+++ PASSAGE TO READ +++

These cookie bars are equally amazing, because they don’t take all the work of chilling dough, rolling out, and all that jazz. You can have this dough together super quick, spread them right into the pan, and in a short amount of time later, have enough cookie bars to feed a whole lot of sprinkle loving people.
The worst part is waiting for them to cool so you can frost them and get one into your mouth. If you happen to have a spot in your fridge, which I usually don’t, but did today…..you can absolutely lift them right out of the pan by your foil handles, place them right onto a cutting board, and into the fridge for 30 minutes or so then they’ll be ready. Isn’t life grand?
You can use pretty much any shape or size of sprinkle that suits your fancy for this recipe. I just don’t recommend using nonpariels–those are the little round guys. Save those for sprinkling at the end. They sometimes bleed color and could make your batter look a little funky.
A note on your almond frosting–if you don’t do almond, go ahead with vanilla, it’s just as delish. I think the amount of frosting called for in the recipe is perfect. But, if you like a heaping ton of frosting, go ahead and make 1 1/2 the recipe, or double it and refrigerate the rest for another delicious baked good that you whip up.
Printable recipe for you below!
Funfetti Cookie Bars
- 2 1/2 Cups all purpose flour
- 1 Tsp baking powder
- 1/2 Tsp salt
- 1 Cup butter softened to room temperature
- 1 3/4 Cup granulated sugar
- 3 Eggs
- 2 Tsp vanilla extract
- 1/2 Cup rainbow sprinkles
- 2 Sticks butter softened to room temperature
- 2 Cups powdered sugar
- 2-3 Tbsp heavy cream can use half & half or milk
- 1/4 Tsp almond or vanilla extract
- 1/8 Tsp of salt tiny pinch
- Food coloring of choice
- Preheat oven to 350. Line a 9x13 inch pan with aluminum foil or parchment paper leaving an overhang on both sides for easy removal.

+++ LISTED RECORDS +++

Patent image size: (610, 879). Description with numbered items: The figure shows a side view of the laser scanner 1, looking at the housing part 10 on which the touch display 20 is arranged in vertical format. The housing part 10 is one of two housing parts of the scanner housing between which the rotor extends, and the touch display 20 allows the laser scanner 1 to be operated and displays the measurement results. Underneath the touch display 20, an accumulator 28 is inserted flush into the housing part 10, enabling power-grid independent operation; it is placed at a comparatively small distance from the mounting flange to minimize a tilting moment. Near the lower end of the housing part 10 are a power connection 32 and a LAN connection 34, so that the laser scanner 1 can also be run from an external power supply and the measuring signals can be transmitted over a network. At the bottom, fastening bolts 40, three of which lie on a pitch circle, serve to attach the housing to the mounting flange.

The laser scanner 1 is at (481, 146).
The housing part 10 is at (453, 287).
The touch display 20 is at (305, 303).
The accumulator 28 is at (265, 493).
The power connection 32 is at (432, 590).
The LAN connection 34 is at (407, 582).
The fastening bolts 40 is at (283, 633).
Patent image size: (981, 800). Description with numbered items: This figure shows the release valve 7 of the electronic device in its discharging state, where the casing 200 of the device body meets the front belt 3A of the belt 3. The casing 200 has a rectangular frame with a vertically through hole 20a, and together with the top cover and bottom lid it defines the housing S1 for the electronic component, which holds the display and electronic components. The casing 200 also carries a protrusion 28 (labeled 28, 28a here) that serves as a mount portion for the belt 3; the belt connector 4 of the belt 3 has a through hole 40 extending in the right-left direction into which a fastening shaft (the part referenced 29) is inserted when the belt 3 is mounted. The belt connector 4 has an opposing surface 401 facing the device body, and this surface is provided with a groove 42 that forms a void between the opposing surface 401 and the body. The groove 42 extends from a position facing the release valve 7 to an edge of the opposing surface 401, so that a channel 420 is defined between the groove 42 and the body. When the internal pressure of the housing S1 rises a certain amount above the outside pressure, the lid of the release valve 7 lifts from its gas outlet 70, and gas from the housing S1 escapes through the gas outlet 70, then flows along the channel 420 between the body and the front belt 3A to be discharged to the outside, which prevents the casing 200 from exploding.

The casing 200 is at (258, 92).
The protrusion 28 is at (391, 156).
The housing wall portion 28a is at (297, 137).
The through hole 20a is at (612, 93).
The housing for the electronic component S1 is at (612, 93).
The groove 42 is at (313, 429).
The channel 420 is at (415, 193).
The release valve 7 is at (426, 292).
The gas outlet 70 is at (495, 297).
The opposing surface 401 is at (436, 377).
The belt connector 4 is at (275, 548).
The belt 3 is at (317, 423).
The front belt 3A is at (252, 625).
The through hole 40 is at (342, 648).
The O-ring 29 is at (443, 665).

+++
+++ LISTED RECORDS +++

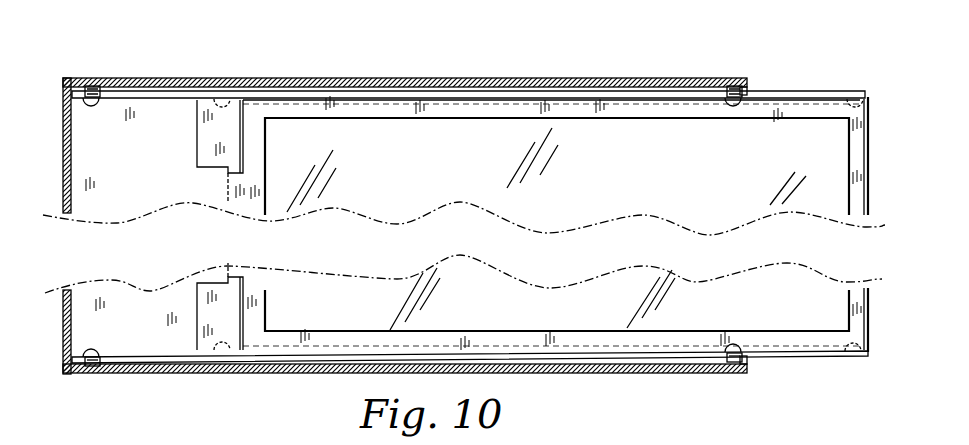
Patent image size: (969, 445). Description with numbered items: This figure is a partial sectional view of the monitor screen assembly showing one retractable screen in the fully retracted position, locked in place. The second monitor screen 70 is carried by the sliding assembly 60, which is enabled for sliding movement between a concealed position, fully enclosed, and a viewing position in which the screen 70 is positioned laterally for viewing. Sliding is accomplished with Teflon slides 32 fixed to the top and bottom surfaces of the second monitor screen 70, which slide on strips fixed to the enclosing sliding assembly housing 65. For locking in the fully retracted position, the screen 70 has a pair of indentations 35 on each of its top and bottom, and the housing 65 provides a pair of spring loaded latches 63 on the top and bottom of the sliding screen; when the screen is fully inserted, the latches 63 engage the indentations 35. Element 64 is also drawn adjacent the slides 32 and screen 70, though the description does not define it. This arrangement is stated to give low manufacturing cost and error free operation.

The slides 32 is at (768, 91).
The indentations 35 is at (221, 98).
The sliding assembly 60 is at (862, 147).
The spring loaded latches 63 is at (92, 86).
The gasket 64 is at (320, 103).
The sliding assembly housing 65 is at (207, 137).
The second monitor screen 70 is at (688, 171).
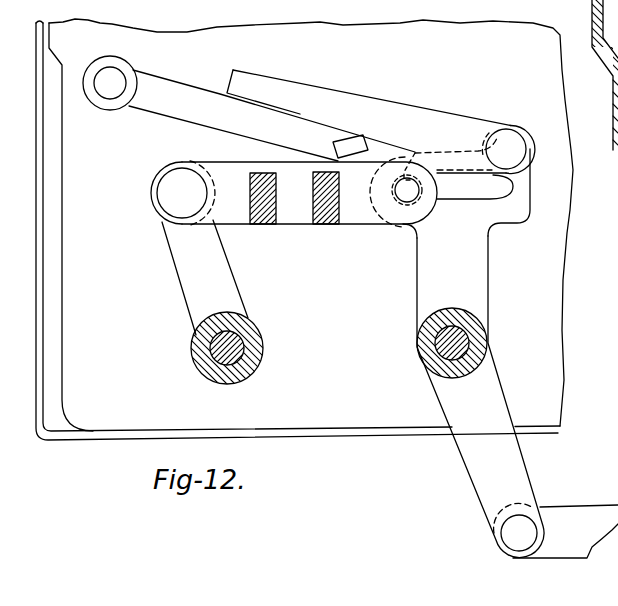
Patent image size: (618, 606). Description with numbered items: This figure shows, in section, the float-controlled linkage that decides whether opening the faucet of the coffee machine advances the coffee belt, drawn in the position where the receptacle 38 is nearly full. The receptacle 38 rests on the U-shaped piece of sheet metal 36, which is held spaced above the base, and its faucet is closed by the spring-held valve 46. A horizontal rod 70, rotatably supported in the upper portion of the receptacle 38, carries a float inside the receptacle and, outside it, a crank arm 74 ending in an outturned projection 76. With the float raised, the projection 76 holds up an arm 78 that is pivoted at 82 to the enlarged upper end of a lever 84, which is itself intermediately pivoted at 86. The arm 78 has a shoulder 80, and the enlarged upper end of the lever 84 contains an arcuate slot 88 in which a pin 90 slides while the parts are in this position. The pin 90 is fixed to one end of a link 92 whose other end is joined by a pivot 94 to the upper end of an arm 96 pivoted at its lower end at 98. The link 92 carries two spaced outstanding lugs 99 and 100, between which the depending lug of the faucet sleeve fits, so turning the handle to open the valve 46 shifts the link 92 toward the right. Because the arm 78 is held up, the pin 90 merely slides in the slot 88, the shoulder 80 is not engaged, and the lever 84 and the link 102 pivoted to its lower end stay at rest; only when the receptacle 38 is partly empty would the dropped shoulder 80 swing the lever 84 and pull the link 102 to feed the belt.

+++

* _TO DO_:
1. According to the funfetti cookie bar recipe, what can the 9x13 inch pan be lined with?
2. Carry on with the funfetti cookie bar recipe from where it stops.

* _ANSWERS FOR THIS EXERCISE_:
1. Aluminum foil or parchment paper.

2.
- Spray foil with non-stick cooking spray.
- In a large bowl use a hand mixer, or stand mixer with paddle attachment and beat butter together with sugar and vanilla on medium speed until fluffy (2-3 minutes) then, beat in the eggs.
- In a medium bowl, whisk together the flour, baking powder, and salt.
- With your mixer running slowly add dry ingredients into the wet ingredients until completely combined.
- When dough is combined, turn of mixer and fold 1/2 cup of sprinkles into batter.
- Spread and press dough evenly into pan.
- Bake for 25-30 minutes, just until very very lightly golden and edges are set. Careful not to over bake.
- Allow bars to cool completely before frosting and slicing.
- For the frosting:
- In a medium bowl using your hand mixer, or in the bowl of a stand mixer beat butter for 1-2 minutes until smooth and creamy.
- With mixer on low, add powdered sugar, cream or milk, vanilla and salt.
- Turn mixer to high and continue to beat for 2-3 more minutes.
- Beat in food coloring if using.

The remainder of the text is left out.